**WORK TO COMPLETE**
Reproduce this listing in full.

(Extracts from a graphics dataset)
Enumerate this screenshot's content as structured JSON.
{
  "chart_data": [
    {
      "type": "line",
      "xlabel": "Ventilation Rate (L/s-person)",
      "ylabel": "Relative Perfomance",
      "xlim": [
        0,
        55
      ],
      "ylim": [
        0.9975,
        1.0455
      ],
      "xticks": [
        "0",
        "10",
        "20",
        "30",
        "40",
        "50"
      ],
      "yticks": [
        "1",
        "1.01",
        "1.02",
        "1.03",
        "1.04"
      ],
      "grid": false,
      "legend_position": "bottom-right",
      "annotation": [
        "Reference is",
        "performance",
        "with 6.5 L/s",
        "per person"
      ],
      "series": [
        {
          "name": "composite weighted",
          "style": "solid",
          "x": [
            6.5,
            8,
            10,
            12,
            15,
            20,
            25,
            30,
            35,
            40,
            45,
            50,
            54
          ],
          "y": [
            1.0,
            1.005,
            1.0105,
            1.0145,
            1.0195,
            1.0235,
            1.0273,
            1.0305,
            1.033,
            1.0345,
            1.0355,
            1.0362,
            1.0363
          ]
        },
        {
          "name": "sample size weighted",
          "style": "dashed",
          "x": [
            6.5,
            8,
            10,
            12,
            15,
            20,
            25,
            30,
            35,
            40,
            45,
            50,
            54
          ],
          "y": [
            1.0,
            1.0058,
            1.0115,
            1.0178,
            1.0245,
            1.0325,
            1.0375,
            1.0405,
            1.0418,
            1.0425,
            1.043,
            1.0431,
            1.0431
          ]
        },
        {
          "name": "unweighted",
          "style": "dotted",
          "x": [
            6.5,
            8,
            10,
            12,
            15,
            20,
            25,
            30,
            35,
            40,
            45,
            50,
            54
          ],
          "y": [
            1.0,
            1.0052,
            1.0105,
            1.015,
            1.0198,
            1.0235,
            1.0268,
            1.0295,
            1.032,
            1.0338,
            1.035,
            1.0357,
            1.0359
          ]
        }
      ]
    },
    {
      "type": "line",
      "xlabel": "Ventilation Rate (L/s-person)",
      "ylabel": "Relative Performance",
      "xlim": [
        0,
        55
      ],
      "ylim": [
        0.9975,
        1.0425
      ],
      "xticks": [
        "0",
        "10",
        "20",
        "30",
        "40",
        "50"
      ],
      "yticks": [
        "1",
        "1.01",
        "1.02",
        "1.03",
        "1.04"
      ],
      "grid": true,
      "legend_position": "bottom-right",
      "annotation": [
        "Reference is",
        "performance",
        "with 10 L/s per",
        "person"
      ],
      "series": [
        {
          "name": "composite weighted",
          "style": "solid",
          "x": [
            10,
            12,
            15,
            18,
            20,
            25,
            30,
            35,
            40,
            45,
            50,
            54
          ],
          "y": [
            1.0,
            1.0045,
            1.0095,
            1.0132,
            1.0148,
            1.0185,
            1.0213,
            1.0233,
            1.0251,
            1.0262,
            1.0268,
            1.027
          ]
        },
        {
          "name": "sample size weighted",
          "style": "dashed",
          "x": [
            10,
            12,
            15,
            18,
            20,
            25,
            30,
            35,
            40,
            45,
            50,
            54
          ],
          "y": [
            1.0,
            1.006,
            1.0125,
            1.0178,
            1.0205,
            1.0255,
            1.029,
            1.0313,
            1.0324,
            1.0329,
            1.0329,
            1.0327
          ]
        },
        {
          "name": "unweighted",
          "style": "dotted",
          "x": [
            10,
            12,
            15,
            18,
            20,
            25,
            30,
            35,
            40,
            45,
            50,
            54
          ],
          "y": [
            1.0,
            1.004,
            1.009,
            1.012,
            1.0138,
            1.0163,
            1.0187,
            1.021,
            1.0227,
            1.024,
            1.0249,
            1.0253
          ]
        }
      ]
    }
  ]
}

**WRITTEN RESPONSE**
Enumerate this screenshot's content as structured JSON.
{
  "chart_data": [
    {
      "type": "line",
      "xlabel": "Ventilation Rate (L/s-person)",
      "ylabel": "Relative Perfomance",
      "xlim": [
        0,
        55
      ],
      "ylim": [
        0.9975,
        1.0455
      ],
      "xticks": [
        "0",
        "10",
        "20",
        "30",
        "40",
        "50"
      ],
      "yticks": [
        "1",
        "1.01",
        "1.02",
        "1.03",
        "1.04"
      ],
      "grid": false,
      "legend_position": "bottom-right",
      "annotation": [
        "Reference is",
        "performance",
        "with 6.5 L/s",
        "per person"
      ],
      "series": [
        {
          "name": "composite weighted",
          "style": "solid",
          "x": [
            6.5,
            8,
            10,
            12,
            15,
            20,
            25,
            30,
            35,
            40,
            45,
            50,
            54
          ],
          "y": [
            1.0,
            1.005,
            1.0105,
            1.0145,
            1.0195,
            1.0235,
            1.0273,
            1.0305,
            1.033,
            1.0345,
            1.0355,
            1.0362,
            1.0363
          ]
        },
        {
          "name": "sample size weighted",
          "style": "dashed",
          "x": [
            6.5,
            8,
            10,
            12,
            15,
            20,
            25,
            30,
            35,
            40,
            45,
            50,
            54
          ],
          "y": [
            1.0,
            1.0058,
            1.0115,
            1.0178,
            1.0245,
            1.0325,
            1.0375,
            1.0405,
            1.0418,
            1.0425,
            1.043,
            1.0431,
            1.0431
          ]
        },
        {
          "name": "unweighted",
          "style": "dotted",
          "x": [
            6.5,
            8,
            10,
            12,
            15,
            20,
            25,
            30,
            35,
            40,
            45,
            50,
            54
          ],
          "y": [
            1.0,
            1.0052,
            1.0105,
            1.015,
            1.0198,
            1.0235,
            1.0268,
            1.0295,
            1.032,
            1.0338,
            1.035,
            1.0357,
            1.0359
          ]
        }
      ]
    },
    {
      "type": "line",
      "xlabel": "Ventilation Rate (L/s-person)",
      "ylabel": "Relative Performance",
      "xlim": [
        0,
        55
      ],
      "ylim": [
        0.9975,
        1.0425
      ],
      "xticks": [
        "0",
        "10",
        "20",
        "30",
        "40",
        "50"
      ],
      "yticks": [
        "1",
        "1.01",
        "1.02",
        "1.03",
        "1.04"
      ],
      "grid": true,
      "legend_position": "bottom-right",
      "annotation": [
        "Reference is",
        "performance",
        "with 10 L/s per",
        "person"
      ],
      "series": [
        {
          "name": "composite weighted",
          "style": "solid",
          "x": [
            10,
            12,
            15,
            18,
            20,
            25,
            30,
            35,
            40,
            45,
            50,
            54
          ],
          "y": [
            1.0,
            1.0045,
            1.0095,
            1.0132,
            1.0148,
            1.0185,
            1.0213,
            1.0233,
            1.0251,
            1.0262,
            1.0268,
            1.027
          ]
        },
        {
          "name": "sample size weighted",
          "style": "dashed",
          "x": [
            10,
            12,
            15,
            18,
            20,
            25,
            30,
            35,
            40,
            45,
            50,
            54
          ],
          "y": [
            1.0,
            1.006,
            1.0125,
            1.0178,
            1.0205,
            1.0255,
            1.029,
            1.0313,
            1.0324,
            1.0329,
            1.0329,
            1.0327
          ]
        },
        {
          "name": "unweighted",
          "style": "dotted",
          "x": [
            10,
            12,
            15,
            18,
            20,
            25,
            30,
            35,
            40,
            45,
            50,
            54
          ],
          "y": [
            1.0,
            1.004,
            1.009,
            1.012,
            1.0138,
            1.0163,
            1.0187,
            1.021,
            1.0227,
            1.024,
            1.0249,
            1.0253
          ]
        }
      ]
    }
  ]
}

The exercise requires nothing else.